>>>

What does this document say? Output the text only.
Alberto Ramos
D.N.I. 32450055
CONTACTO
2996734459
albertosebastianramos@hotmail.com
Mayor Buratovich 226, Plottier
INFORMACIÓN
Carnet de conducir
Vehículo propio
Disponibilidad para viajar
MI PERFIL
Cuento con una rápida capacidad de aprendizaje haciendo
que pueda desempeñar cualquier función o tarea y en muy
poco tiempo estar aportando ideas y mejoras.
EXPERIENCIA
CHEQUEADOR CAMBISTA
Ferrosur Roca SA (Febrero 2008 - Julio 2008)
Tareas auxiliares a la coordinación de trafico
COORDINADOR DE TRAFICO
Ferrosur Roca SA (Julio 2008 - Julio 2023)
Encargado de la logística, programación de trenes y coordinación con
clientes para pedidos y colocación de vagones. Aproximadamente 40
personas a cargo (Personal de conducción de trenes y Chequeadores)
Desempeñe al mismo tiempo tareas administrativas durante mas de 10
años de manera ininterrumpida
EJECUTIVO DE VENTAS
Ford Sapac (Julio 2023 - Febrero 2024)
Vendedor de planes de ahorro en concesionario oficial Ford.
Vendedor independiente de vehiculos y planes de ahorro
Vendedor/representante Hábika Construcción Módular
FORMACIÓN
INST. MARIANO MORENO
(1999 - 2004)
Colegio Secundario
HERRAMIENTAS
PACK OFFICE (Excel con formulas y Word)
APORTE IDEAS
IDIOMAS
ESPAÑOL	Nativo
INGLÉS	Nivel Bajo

<<<

- Written problem
Give back all the data exactly as written.

- In response
What does this document say? Output the text only.
Alberto Ramos
D.N.I. 32450055
CONTACTO
2996734459
albertosebastianramos@hotmail.com
Mayor Buratovich 226, Plottier
INFORMACIÓN
Carnet de conducir
Vehículo propio
Disponibilidad para viajar
MI PERFIL
Cuento con una rápida capacidad de aprendizaje haciendo
que pueda desempeñar cualquier función o tarea y en muy
poco tiempo estar aportando ideas y mejoras.
EXPERIENCIA
CHEQUEADOR CAMBISTA
Ferrosur Roca SA (Febrero 2008 - Julio 2008)
Tareas auxiliares a la coordinación de trafico
COORDINADOR DE TRAFICO
Ferrosur Roca SA (Julio 2008 - Julio 2023)
Encargado de la logística, programación de trenes y coordinación con
clientes para pedidos y colocación de vagones. Aproximadamente 40
personas a cargo (Personal de conducción de trenes y Chequeadores)
Desempeñe al mismo tiempo tareas administrativas durante mas de 10
años de manera ininterrumpida
EJECUTIVO DE VENTAS
Ford Sapac (Julio 2023 - Febrero 2024)
Vendedor de planes de ahorro en concesionario oficial Ford.
Vendedor independiente de vehiculos y planes de ahorro
Vendedor/representante Hábika Construcción Módular
FORMACIÓN
INST. MARIANO MORENO
(1999 - 2004)
Colegio Secundario
HERRAMIENTAS
PACK OFFICE (Excel con formulas y Word)
APORTE IDEAS
IDIOMAS
ESPAÑOL	Nativo
INGLÉS	Nivel Bajo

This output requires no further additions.